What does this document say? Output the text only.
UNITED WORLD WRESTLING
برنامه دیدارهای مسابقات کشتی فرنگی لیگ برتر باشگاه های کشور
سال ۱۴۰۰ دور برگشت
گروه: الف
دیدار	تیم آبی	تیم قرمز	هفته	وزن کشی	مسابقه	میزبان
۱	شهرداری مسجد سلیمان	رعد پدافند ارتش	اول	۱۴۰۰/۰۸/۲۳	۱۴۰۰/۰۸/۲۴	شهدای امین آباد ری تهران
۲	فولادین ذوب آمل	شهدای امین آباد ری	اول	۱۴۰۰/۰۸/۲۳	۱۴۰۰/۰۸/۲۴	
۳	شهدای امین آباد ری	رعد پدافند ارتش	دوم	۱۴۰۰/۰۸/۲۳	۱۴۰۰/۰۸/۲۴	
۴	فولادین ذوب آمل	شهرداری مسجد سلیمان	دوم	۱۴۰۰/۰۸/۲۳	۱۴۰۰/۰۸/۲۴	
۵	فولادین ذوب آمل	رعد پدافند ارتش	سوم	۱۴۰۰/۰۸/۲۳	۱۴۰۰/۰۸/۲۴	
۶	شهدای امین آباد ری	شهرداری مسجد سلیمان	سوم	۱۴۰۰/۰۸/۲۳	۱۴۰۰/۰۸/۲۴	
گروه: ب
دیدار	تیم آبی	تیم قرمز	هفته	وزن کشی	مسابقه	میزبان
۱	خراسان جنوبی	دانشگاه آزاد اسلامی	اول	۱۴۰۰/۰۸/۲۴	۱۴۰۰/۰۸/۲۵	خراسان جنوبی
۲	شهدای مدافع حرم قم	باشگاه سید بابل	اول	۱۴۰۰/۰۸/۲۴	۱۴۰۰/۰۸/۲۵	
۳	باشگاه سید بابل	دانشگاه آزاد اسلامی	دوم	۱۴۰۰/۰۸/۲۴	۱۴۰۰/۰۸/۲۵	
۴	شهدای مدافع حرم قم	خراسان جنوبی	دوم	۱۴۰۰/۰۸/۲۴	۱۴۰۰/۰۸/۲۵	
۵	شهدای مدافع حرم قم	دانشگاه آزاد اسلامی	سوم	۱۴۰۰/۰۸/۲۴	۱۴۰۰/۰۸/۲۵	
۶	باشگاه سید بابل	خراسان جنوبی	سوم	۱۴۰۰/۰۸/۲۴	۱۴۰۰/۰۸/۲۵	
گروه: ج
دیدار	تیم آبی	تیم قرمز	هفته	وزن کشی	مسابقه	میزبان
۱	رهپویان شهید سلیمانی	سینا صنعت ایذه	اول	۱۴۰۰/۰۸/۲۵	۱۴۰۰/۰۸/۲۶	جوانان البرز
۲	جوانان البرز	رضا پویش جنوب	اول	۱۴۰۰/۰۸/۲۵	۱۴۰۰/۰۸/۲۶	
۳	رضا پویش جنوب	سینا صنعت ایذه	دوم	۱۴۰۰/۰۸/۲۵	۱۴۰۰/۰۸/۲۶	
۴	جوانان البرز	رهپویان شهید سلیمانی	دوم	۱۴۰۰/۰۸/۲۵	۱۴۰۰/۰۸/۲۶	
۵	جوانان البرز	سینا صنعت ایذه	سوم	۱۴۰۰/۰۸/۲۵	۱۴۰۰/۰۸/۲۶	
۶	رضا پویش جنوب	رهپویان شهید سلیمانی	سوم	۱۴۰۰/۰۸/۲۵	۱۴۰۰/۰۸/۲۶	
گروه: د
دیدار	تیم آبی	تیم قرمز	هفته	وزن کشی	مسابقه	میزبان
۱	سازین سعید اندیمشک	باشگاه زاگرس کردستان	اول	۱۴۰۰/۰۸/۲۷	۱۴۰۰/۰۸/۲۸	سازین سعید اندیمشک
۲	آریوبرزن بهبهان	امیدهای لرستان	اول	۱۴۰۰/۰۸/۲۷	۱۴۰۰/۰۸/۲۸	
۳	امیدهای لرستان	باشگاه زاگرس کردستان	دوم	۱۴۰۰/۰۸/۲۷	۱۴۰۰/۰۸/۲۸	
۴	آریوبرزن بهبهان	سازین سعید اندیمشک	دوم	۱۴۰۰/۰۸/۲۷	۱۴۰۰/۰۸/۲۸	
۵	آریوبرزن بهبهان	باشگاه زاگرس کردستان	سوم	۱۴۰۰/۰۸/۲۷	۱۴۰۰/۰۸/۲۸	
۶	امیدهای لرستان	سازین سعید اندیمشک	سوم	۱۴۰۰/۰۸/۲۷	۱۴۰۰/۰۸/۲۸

________

> _INSTRUCTIONS TO FOLLOW_: Repeat every line of the material exactly as given.

> _RESULT OF THE TASK_:
What does this document say? Output the text only.
UNITED WORLD WRESTLING
برنامه دیدارهای مسابقات کشتی فرنگی لیگ برتر باشگاه های کشور
سال ۱۴۰۰ دور برگشت
گروه: الف
دیدار	تیم آبی	تیم قرمز	هفته	وزن کشی	مسابقه	میزبان
۱	شهرداری مسجد سلیمان	رعد پدافند ارتش	اول	۱۴۰۰/۰۸/۲۳	۱۴۰۰/۰۸/۲۴	شهدای امین آباد ری تهران
۲	فولادین ذوب آمل	شهدای امین آباد ری	اول	۱۴۰۰/۰۸/۲۳	۱۴۰۰/۰۸/۲۴	
۳	شهدای امین آباد ری	رعد پدافند ارتش	دوم	۱۴۰۰/۰۸/۲۳	۱۴۰۰/۰۸/۲۴	
۴	فولادین ذوب آمل	شهرداری مسجد سلیمان	دوم	۱۴۰۰/۰۸/۲۳	۱۴۰۰/۰۸/۲۴	
۵	فولادین ذوب آمل	رعد پدافند ارتش	سوم	۱۴۰۰/۰۸/۲۳	۱۴۰۰/۰۸/۲۴	
۶	شهدای امین آباد ری	شهرداری مسجد سلیمان	سوم	۱۴۰۰/۰۸/۲۳	۱۴۰۰/۰۸/۲۴	
گروه: ب
دیدار	تیم آبی	تیم قرمز	هفته	وزن کشی	مسابقه	میزبان
۱	خراسان جنوبی	دانشگاه آزاد اسلامی	اول	۱۴۰۰/۰۸/۲۴	۱۴۰۰/۰۸/۲۵	خراسان جنوبی
۲	شهدای مدافع حرم قم	باشگاه سید بابل	اول	۱۴۰۰/۰۸/۲۴	۱۴۰۰/۰۸/۲۵	
۳	باشگاه سید بابل	دانشگاه آزاد اسلامی	دوم	۱۴۰۰/۰۸/۲۴	۱۴۰۰/۰۸/۲۵	
۴	شهدای مدافع حرم قم	خراسان جنوبی	دوم	۱۴۰۰/۰۸/۲۴	۱۴۰۰/۰۸/۲۵	
۵	شهدای مدافع حرم قم	دانشگاه آزاد اسلامی	سوم	۱۴۰۰/۰۸/۲۴	۱۴۰۰/۰۸/۲۵	
۶	باشگاه سید بابل	خراسان جنوبی	سوم	۱۴۰۰/۰۸/۲۴	۱۴۰۰/۰۸/۲۵	
گروه: ج
دیدار	تیم آبی	تیم قرمز	هفته	وزن کشی	مسابقه	میزبان
۱	رهپویان شهید سلیمانی	سینا صنعت ایذه	اول	۱۴۰۰/۰۸/۲۵	۱۴۰۰/۰۸/۲۶	جوانان البرز
۲	جوانان البرز	رضا پویش جنوب	اول	۱۴۰۰/۰۸/۲۵	۱۴۰۰/۰۸/۲۶	
۳	رضا پویش جنوب	سینا صنعت ایذه	دوم	۱۴۰۰/۰۸/۲۵	۱۴۰۰/۰۸/۲۶	
۴	جوانان البرز	رهپویان شهید سلیمانی	دوم	۱۴۰۰/۰۸/۲۵	۱۴۰۰/۰۸/۲۶	
۵	جوانان البرز	سینا صنعت ایذه	سوم	۱۴۰۰/۰۸/۲۵	۱۴۰۰/۰۸/۲۶	
۶	رضا پویش جنوب	رهپویان شهید سلیمانی	سوم	۱۴۰۰/۰۸/۲۵	۱۴۰۰/۰۸/۲۶	
گروه: د
دیدار	تیم آبی	تیم قرمز	هفته	وزن کشی	مسابقه	میزبان
۱	سازین سعید اندیمشک	باشگاه زاگرس کردستان	اول	۱۴۰۰/۰۸/۲۷	۱۴۰۰/۰۸/۲۸	سازین سعید اندیمشک
۲	آریوبرزن بهبهان	امیدهای لرستان	اول	۱۴۰۰/۰۸/۲۷	۱۴۰۰/۰۸/۲۸	
۳	امیدهای لرستان	باشگاه زاگرس کردستان	دوم	۱۴۰۰/۰۸/۲۷	۱۴۰۰/۰۸/۲۸	
۴	آریوبرزن بهبهان	سازین سعید اندیمشک	دوم	۱۴۰۰/۰۸/۲۷	۱۴۰۰/۰۸/۲۸	
۵	آریوبرزن بهبهان	باشگاه زاگرس کردستان	سوم	۱۴۰۰/۰۸/۲۷	۱۴۰۰/۰۸/۲۸	
۶	امیدهای لرستان	سازین سعید اندیمشک	سوم	۱۴۰۰/۰۸/۲۷	۱۴۰۰/۰۸/۲۸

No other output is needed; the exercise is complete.